> The task: Show every line below where "this" can be found.

[Excerpts from a figure dataset]
—————

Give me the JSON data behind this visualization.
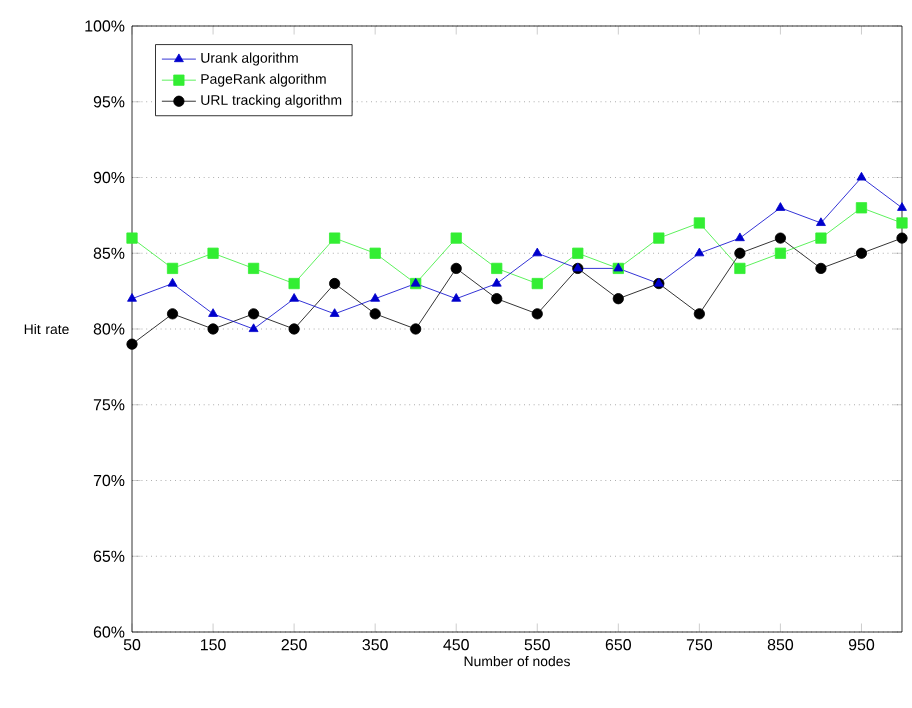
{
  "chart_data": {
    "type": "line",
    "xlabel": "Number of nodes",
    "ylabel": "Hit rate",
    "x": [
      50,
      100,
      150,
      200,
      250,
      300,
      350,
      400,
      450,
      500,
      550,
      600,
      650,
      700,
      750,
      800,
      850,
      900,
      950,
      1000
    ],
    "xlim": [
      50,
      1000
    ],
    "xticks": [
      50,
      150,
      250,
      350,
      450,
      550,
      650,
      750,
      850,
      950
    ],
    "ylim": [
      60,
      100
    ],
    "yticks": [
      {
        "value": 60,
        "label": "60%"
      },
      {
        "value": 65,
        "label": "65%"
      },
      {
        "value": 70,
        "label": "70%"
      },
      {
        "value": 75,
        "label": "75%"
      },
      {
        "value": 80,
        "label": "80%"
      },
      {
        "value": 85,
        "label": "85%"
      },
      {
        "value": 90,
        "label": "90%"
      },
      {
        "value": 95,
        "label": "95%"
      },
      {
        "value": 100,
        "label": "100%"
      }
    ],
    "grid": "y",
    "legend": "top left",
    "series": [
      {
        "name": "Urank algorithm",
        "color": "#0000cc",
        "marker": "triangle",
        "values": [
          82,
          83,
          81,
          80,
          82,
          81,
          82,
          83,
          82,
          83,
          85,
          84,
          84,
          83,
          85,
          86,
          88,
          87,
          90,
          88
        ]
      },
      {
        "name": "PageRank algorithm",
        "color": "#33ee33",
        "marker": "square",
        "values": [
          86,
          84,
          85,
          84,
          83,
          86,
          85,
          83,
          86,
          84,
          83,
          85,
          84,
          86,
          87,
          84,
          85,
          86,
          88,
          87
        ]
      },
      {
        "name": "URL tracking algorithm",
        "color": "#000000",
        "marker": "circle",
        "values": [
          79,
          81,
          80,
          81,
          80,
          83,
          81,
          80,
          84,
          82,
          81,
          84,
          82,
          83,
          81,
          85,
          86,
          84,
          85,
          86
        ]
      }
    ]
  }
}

—————

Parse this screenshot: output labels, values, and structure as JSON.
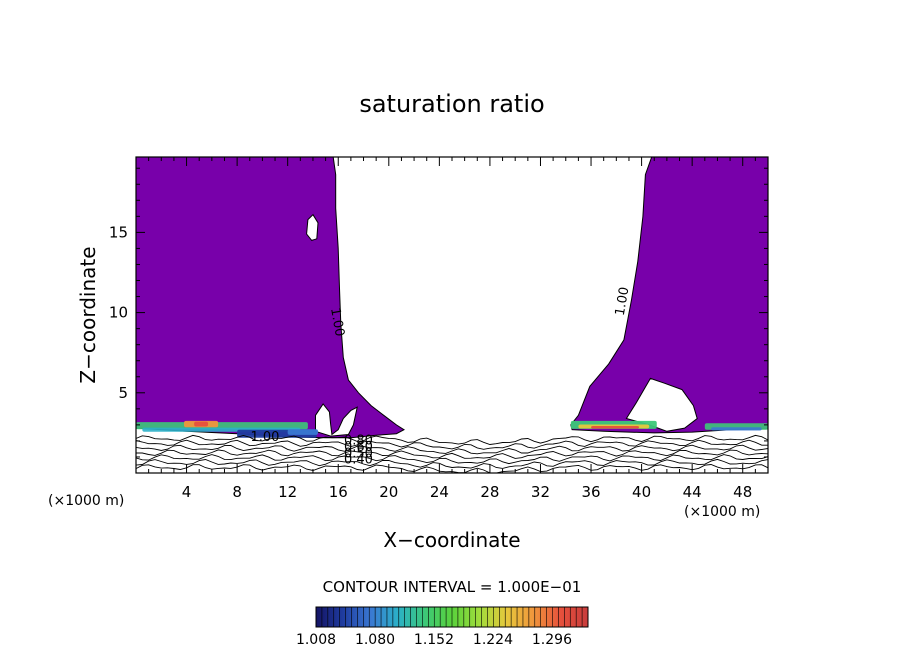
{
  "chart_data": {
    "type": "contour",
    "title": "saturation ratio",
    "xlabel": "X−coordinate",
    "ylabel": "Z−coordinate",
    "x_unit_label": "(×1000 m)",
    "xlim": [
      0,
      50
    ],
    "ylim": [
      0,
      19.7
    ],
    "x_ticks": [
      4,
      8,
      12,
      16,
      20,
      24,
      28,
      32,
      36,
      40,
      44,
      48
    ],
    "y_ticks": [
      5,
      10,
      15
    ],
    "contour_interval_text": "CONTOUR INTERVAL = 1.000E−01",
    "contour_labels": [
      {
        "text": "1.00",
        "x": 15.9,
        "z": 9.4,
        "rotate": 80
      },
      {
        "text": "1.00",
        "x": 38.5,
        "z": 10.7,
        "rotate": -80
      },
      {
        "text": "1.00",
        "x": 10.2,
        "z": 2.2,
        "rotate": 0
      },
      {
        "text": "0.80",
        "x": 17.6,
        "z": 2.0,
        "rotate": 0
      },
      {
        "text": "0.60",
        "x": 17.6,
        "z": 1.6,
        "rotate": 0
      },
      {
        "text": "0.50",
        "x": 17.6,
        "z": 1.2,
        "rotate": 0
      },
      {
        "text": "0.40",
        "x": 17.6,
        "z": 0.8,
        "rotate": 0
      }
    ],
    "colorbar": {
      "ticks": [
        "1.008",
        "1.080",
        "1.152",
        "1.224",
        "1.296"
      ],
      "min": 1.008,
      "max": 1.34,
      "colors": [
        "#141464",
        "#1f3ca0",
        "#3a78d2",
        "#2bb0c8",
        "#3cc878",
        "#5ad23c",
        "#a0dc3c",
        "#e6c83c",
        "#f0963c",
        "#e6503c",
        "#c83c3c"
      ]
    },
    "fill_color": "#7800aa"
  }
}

—————

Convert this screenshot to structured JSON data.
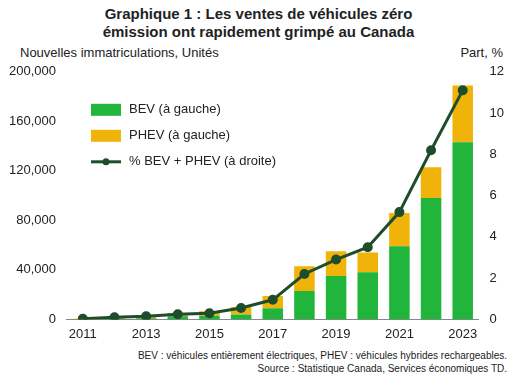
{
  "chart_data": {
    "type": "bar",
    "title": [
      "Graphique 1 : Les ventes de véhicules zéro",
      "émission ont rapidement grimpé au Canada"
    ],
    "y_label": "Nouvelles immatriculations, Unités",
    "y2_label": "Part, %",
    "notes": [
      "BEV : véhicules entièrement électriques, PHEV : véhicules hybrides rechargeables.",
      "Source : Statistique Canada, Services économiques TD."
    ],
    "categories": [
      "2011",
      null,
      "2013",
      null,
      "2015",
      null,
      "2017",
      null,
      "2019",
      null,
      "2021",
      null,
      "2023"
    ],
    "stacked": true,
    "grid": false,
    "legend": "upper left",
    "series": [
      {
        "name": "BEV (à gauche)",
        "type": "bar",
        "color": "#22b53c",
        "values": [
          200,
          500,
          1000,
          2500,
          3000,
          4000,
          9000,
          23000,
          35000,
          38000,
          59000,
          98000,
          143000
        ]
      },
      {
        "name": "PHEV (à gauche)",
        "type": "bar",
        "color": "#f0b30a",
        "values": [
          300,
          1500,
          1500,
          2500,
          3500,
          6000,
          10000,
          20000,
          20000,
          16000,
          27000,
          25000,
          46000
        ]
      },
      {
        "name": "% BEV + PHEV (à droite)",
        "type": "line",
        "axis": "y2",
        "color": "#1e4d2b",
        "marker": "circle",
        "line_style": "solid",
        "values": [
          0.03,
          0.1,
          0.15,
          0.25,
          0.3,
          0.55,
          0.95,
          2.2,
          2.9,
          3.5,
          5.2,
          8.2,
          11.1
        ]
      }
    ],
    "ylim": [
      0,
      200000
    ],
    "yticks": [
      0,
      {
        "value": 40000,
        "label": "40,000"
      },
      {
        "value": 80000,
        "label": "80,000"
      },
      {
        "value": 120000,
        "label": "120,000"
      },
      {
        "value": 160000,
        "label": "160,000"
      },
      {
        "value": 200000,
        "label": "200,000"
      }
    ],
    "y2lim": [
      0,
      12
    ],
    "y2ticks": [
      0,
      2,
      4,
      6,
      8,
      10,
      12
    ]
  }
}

—————

> The solution:
Give me the JSON data behind this visualization.
Parse this screenshot: output labels, values, and structure as JSON.
Convert this screenshot to structured JSON data.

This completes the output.